◆ The problem ◆
The records that follow need to be output exactly as they are.

+++ Data rows +++

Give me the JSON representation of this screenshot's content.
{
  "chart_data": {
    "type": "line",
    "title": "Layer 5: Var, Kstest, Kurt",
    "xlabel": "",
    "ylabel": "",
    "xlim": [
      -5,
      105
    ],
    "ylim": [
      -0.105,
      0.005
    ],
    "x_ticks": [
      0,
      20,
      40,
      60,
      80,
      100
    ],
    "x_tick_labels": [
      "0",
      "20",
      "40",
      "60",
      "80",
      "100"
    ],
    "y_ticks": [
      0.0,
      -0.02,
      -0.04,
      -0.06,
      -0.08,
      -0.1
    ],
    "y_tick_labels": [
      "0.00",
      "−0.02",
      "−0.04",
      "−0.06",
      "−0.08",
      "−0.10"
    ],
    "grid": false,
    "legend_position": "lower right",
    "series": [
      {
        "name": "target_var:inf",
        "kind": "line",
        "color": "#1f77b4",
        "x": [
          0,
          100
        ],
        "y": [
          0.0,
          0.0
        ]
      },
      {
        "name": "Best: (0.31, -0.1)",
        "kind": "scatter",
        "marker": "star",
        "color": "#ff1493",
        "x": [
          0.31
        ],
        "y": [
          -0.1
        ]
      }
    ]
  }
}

+++

◆ Reply ◆
Give me the JSON representation of this screenshot's content.
{
  "chart_data": {
    "type": "line",
    "title": "Layer 5: Var, Kstest, Kurt",
    "xlabel": "",
    "ylabel": "",
    "xlim": [
      -5,
      105
    ],
    "ylim": [
      -0.105,
      0.005
    ],
    "x_ticks": [
      0,
      20,
      40,
      60,
      80,
      100
    ],
    "x_tick_labels": [
      "0",
      "20",
      "40",
      "60",
      "80",
      "100"
    ],
    "y_ticks": [
      0.0,
      -0.02,
      -0.04,
      -0.06,
      -0.08,
      -0.1
    ],
    "y_tick_labels": [
      "0.00",
      "−0.02",
      "−0.04",
      "−0.06",
      "−0.08",
      "−0.10"
    ],
    "grid": false,
    "legend_position": "lower right",
    "series": [
      {
        "name": "target_var:inf",
        "kind": "line",
        "color": "#1f77b4",
        "x": [
          0,
          100
        ],
        "y": [
          0.0,
          0.0
        ]
      },
      {
        "name": "Best: (0.31, -0.1)",
        "kind": "scatter",
        "marker": "star",
        "color": "#ff1493",
        "x": [
          0.31
        ],
        "y": [
          -0.1
        ]
      }
    ]
  }
}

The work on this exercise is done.